TASK TO COMPLETE :: Lines that include the word "Ming" are the ones to copy.

DATASET RECORDS ::

— begin —

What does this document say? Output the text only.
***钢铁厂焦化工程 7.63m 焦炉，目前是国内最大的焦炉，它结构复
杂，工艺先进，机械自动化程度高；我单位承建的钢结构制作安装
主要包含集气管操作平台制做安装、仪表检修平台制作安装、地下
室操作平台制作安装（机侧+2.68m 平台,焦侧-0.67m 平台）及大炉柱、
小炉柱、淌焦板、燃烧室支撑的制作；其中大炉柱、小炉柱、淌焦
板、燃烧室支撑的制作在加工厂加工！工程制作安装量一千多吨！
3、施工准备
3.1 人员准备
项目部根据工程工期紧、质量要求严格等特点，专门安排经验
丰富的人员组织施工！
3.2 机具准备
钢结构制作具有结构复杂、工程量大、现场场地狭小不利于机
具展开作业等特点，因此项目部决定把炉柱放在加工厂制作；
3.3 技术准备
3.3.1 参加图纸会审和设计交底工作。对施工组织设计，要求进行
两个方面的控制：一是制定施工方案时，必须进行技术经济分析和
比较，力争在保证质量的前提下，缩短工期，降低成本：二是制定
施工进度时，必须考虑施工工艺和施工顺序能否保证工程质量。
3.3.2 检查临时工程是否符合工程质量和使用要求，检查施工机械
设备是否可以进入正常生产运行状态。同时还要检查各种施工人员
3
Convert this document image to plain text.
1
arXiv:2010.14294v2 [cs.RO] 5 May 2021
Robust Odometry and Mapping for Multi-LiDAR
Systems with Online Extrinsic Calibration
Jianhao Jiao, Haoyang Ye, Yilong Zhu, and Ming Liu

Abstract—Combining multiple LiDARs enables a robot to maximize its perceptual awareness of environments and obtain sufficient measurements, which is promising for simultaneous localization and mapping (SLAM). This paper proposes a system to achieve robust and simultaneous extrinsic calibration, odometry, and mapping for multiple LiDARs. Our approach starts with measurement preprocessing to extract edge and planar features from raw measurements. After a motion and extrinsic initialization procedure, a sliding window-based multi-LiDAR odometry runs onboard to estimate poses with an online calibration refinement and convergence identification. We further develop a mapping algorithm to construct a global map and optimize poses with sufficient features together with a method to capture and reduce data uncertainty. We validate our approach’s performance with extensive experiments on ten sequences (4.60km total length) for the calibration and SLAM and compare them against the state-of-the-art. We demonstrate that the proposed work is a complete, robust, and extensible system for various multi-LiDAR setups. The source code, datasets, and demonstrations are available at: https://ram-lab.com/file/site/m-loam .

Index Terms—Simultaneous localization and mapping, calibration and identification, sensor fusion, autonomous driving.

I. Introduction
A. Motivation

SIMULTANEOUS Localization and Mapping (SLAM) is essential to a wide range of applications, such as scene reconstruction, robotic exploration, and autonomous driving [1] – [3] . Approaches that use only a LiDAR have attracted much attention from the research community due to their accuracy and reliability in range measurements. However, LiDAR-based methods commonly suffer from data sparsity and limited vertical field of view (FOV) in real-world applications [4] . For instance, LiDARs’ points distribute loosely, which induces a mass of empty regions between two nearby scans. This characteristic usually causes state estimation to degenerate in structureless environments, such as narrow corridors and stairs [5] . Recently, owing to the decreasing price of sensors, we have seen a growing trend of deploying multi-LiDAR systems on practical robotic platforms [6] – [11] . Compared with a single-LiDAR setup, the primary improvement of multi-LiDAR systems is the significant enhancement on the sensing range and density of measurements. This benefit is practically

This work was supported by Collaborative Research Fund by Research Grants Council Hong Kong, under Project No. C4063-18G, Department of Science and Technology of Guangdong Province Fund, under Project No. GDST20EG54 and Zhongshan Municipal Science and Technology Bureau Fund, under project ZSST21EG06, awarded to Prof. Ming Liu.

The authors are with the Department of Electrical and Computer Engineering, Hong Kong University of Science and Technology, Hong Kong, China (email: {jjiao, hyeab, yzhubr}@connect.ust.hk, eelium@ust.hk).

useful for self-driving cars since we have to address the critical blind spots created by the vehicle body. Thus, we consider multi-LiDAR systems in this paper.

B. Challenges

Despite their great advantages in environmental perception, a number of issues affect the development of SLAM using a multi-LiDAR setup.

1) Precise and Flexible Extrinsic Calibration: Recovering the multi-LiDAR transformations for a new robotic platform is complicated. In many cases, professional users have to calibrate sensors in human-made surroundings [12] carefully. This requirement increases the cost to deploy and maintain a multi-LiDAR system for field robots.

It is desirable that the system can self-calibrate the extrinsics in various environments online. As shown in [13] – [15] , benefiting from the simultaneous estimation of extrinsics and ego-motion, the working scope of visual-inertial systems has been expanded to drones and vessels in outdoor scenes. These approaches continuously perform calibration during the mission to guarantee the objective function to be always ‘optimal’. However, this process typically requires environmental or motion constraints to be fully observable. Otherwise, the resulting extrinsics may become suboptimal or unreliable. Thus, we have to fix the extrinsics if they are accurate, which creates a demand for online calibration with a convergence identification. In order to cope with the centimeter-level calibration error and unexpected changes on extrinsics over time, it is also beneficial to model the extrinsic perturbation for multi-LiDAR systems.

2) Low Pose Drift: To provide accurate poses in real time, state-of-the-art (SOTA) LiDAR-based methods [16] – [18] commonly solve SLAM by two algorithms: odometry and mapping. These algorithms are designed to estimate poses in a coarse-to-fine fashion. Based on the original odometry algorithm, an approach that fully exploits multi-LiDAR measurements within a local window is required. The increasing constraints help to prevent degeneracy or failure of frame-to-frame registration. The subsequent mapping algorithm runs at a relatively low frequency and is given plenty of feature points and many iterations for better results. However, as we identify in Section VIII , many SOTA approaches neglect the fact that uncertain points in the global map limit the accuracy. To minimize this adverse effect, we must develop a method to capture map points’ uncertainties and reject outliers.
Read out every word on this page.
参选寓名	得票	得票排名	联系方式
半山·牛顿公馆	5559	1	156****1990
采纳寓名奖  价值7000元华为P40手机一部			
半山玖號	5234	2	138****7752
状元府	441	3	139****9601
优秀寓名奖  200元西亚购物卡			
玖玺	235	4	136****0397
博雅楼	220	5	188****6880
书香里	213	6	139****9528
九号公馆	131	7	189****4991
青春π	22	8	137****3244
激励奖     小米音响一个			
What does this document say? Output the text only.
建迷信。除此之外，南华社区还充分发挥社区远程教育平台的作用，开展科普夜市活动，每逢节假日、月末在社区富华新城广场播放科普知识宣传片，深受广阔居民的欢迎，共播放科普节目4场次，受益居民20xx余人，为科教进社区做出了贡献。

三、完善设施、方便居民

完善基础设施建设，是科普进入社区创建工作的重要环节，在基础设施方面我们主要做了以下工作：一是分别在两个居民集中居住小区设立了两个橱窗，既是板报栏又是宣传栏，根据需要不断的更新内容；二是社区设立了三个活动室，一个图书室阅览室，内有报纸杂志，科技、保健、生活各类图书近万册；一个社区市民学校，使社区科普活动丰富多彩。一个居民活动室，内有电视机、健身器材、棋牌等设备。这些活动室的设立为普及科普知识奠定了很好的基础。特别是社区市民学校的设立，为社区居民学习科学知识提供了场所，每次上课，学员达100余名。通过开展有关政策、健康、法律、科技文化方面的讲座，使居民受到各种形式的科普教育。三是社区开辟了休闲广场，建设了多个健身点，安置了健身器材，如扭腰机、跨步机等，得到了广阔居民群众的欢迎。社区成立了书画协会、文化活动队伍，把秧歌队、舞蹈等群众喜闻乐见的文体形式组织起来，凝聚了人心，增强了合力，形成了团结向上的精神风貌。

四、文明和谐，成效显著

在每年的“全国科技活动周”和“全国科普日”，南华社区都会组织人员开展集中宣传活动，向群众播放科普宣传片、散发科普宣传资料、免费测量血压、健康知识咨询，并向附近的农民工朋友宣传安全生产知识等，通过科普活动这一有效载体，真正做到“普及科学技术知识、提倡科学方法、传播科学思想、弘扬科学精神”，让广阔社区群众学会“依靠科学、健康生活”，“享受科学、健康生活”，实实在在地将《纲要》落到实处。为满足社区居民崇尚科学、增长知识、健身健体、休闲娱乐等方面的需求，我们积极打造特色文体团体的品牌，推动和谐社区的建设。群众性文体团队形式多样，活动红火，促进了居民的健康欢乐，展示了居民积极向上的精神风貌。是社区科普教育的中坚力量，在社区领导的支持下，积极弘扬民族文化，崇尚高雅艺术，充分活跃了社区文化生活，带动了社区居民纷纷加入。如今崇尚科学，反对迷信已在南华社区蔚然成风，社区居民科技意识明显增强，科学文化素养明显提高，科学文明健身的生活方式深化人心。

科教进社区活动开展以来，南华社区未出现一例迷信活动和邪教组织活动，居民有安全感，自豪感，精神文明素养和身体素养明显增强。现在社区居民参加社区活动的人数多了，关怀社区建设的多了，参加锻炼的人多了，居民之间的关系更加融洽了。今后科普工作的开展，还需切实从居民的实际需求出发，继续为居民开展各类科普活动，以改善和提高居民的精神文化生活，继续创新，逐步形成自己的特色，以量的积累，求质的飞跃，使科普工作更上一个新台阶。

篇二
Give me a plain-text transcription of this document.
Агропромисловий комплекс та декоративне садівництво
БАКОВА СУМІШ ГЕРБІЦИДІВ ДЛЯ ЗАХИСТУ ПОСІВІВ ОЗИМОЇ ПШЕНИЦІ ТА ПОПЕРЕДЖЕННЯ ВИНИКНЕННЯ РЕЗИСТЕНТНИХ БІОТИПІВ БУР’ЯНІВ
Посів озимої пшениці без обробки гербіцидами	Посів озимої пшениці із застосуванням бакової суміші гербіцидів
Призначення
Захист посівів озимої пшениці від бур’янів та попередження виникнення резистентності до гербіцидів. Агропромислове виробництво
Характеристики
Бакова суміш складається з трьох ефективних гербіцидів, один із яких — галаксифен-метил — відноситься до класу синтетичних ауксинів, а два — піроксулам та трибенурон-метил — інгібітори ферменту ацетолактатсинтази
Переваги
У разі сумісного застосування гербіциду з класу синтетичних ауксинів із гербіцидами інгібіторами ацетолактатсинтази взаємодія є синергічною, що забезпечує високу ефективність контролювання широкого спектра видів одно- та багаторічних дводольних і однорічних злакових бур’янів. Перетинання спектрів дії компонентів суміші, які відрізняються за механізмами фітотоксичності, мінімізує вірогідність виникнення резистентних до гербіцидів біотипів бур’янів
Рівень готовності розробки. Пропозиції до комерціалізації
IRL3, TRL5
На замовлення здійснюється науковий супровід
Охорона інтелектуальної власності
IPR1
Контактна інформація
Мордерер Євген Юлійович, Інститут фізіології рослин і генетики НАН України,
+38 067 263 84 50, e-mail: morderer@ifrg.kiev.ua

— end —

FULL ANSWER ::
Jianhao Jiao, Haoyang Ye, Yilong Zhu, and Ming Liu
This work was supported by Collaborative Research Fund by Research Grants Council Hong Kong, under Project No. C4063-18G, Department of Science and Technology of Guangdong Province Fund, under Project No. GDST20EG54 and Zhongshan Municipal Science and Technology Bureau Fund, under project ZSST21EG06, awarded to Prof. Ming Liu.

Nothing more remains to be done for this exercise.